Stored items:
>> START

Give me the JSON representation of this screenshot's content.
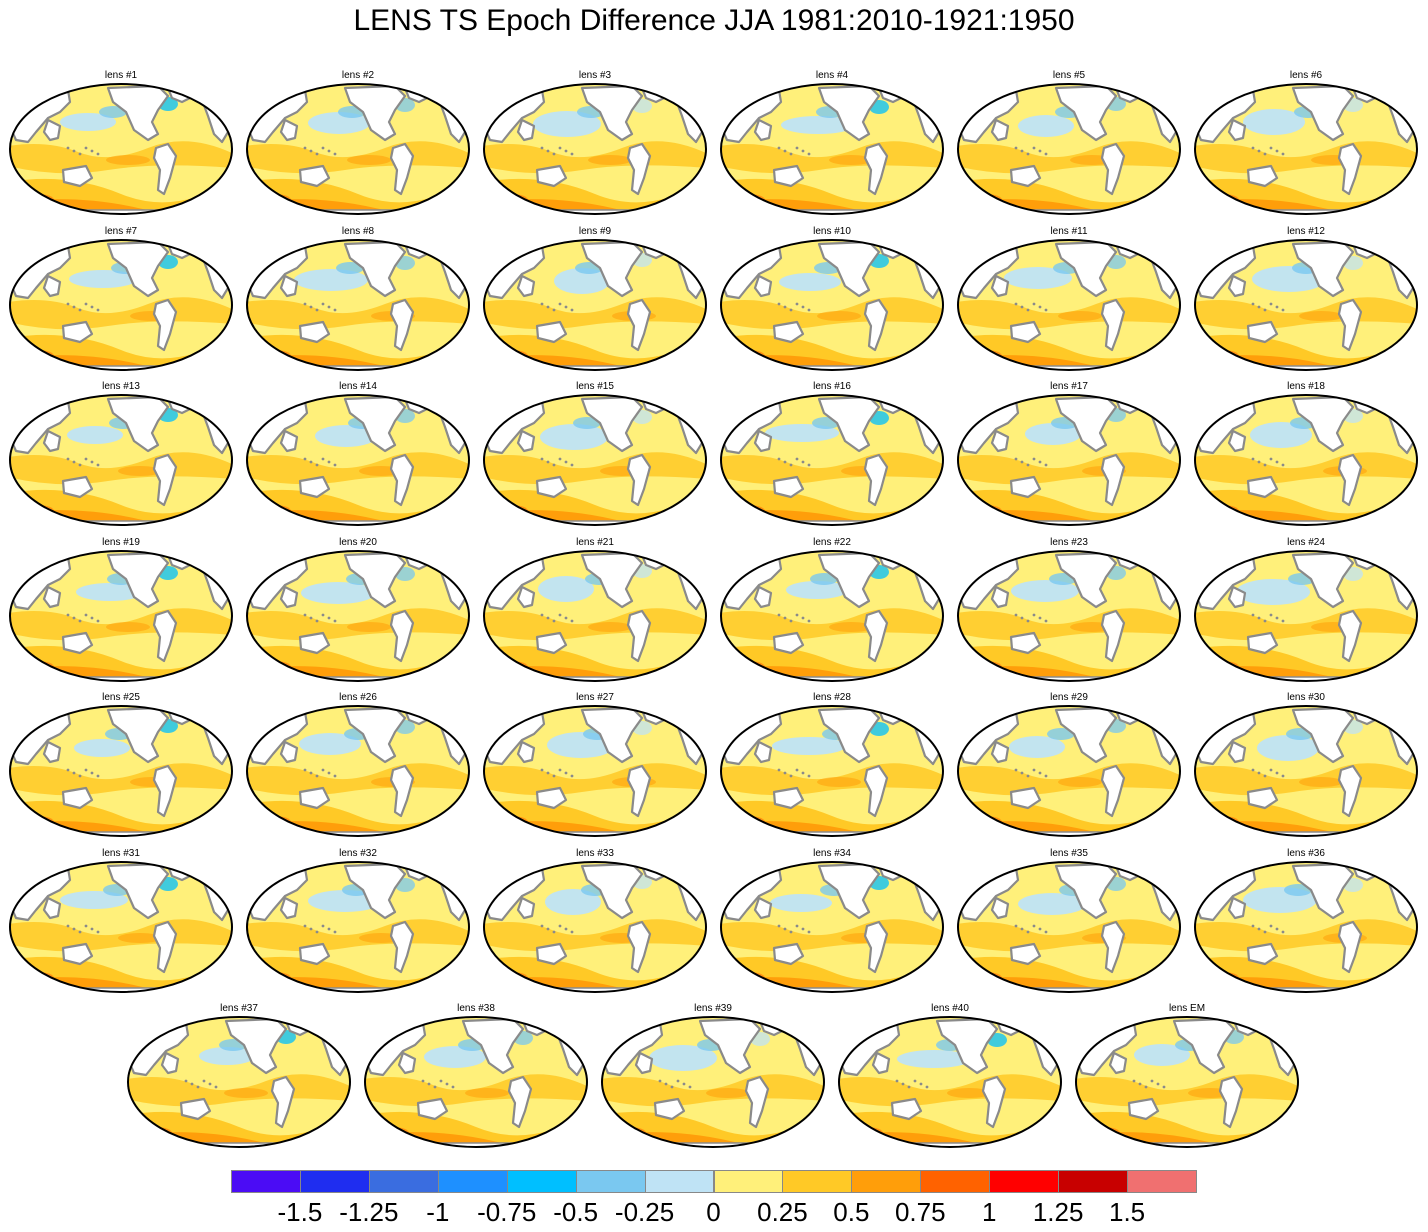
{
  "title": "LENS TS Epoch Difference JJA 1981:2010-1921:1950",
  "panels": [
    "lens #1",
    "lens #2",
    "lens #3",
    "lens #4",
    "lens #5",
    "lens #6",
    "lens #7",
    "lens #8",
    "lens #9",
    "lens #10",
    "lens #11",
    "lens #12",
    "lens #13",
    "lens #14",
    "lens #15",
    "lens #16",
    "lens #17",
    "lens #18",
    "lens #19",
    "lens #20",
    "lens #21",
    "lens #22",
    "lens #23",
    "lens #24",
    "lens #25",
    "lens #26",
    "lens #27",
    "lens #28",
    "lens #29",
    "lens #30",
    "lens #31",
    "lens #32",
    "lens #33",
    "lens #34",
    "lens #35",
    "lens #36",
    "lens #37",
    "lens #38",
    "lens #39",
    "lens #40",
    "lens EM"
  ],
  "colorbar": {
    "colors": [
      "#4b0cf5",
      "#1f2df0",
      "#3a6de0",
      "#1e90ff",
      "#00bfff",
      "#7ac8f0",
      "#bfe3f5",
      "#fff07a",
      "#ffc926",
      "#ff9e0a",
      "#ff6200",
      "#ff0000",
      "#c80000",
      "#f07070"
    ],
    "labels": [
      "-1.5",
      "-1.25",
      "-1",
      "-0.75",
      "-0.5",
      "-0.25",
      "0",
      "0.25",
      "0.5",
      "0.75",
      "1",
      "1.25",
      "1.5"
    ]
  },
  "map_colors": {
    "land": "#ffffff",
    "coast": "#8a8a8a",
    "outline": "#000000"
  }
}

>> END

Extract the text of all the records above verbatim, excluding pictures.

Give me the JSON representation of this screenshot's content.
{
  "title": "LENS TS Epoch Difference JJA 1981:2010-1921:1950",
  "panels": [
    "lens #1",
    "lens #2",
    "lens #3",
    "lens #4",
    "lens #5",
    "lens #6",
    "lens #7",
    "lens #8",
    "lens #9",
    "lens #10",
    "lens #11",
    "lens #12",
    "lens #13",
    "lens #14",
    "lens #15",
    "lens #16",
    "lens #17",
    "lens #18",
    "lens #19",
    "lens #20",
    "lens #21",
    "lens #22",
    "lens #23",
    "lens #24",
    "lens #25",
    "lens #26",
    "lens #27",
    "lens #28",
    "lens #29",
    "lens #30",
    "lens #31",
    "lens #32",
    "lens #33",
    "lens #34",
    "lens #35",
    "lens #36",
    "lens #37",
    "lens #38",
    "lens #39",
    "lens #40",
    "lens EM"
  ],
  "colorbar": {
    "colors": [
      "#4b0cf5",
      "#1f2df0",
      "#3a6de0",
      "#1e90ff",
      "#00bfff",
      "#7ac8f0",
      "#bfe3f5",
      "#fff07a",
      "#ffc926",
      "#ff9e0a",
      "#ff6200",
      "#ff0000",
      "#c80000",
      "#f07070"
    ],
    "labels": [
      "-1.5",
      "-1.25",
      "-1",
      "-0.75",
      "-0.5",
      "-0.25",
      "0",
      "0.25",
      "0.5",
      "0.75",
      "1",
      "1.25",
      "1.5"
    ]
  },
  "map_colors": {
    "land": "#ffffff",
    "coast": "#8a8a8a",
    "outline": "#000000"
  }
}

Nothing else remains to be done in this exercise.